## [Exercise details]
Using the records provided below, locate and copy each line that contains the word "label".

Stored data
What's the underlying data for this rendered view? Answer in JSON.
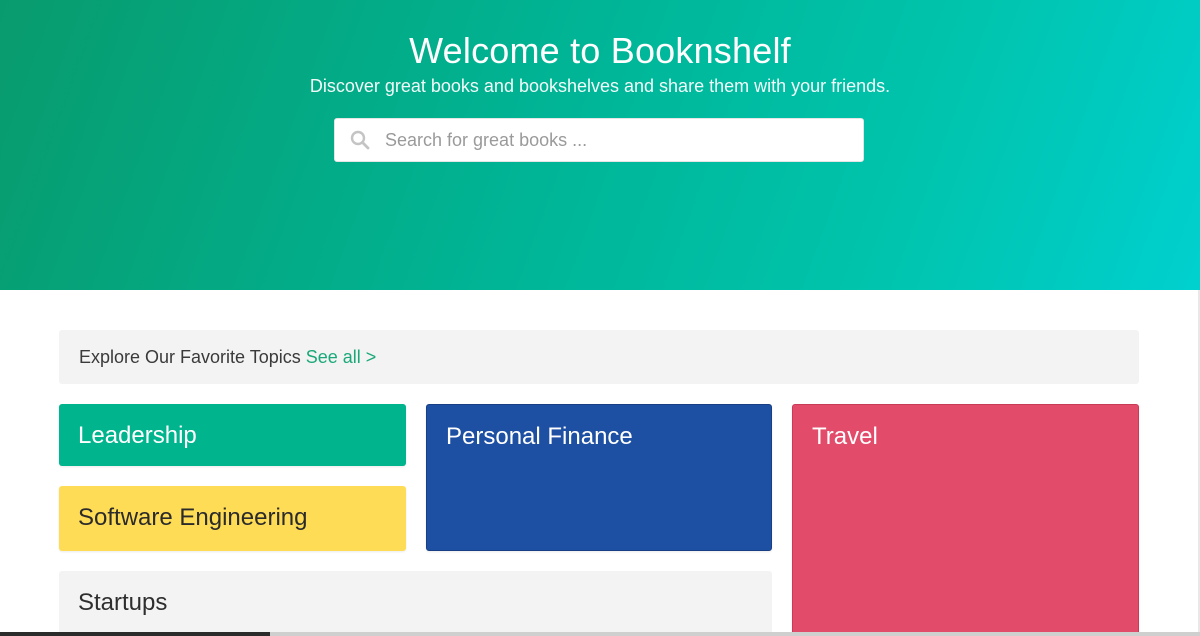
{
  "hero": {
    "title": "Welcome to Booknshelf",
    "subtitle": "Discover great books and bookshelves and share them with your friends.",
    "search": {
      "placeholder": "Search for great books ...",
      "icon": "search-icon"
    },
    "colors": {
      "gradient_start": "#089b6d",
      "gradient_end": "#00d0cf"
    }
  },
  "topics": {
    "heading": "Explore Our Favorite Topics",
    "see_all": "See all >",
    "see_all_color": "#1aa87a",
    "tiles": [
      {
        "label": "Leadership",
        "color": "#00b48e"
      },
      {
        "label": "Personal Finance",
        "color": "#1d4fa3"
      },
      {
        "label": "Travel",
        "color": "#e24b69"
      },
      {
        "label": "Software Engineering",
        "color": "#ffdc55"
      },
      {
        "label": "Startups",
        "color": "#f3f3f3"
      }
    ]
  }
}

## [Written response]
        "label": "Leadership",
        "label": "Personal Finance",
        "label": "Travel",
        "label": "Software Engineering",
        "label": "Startups",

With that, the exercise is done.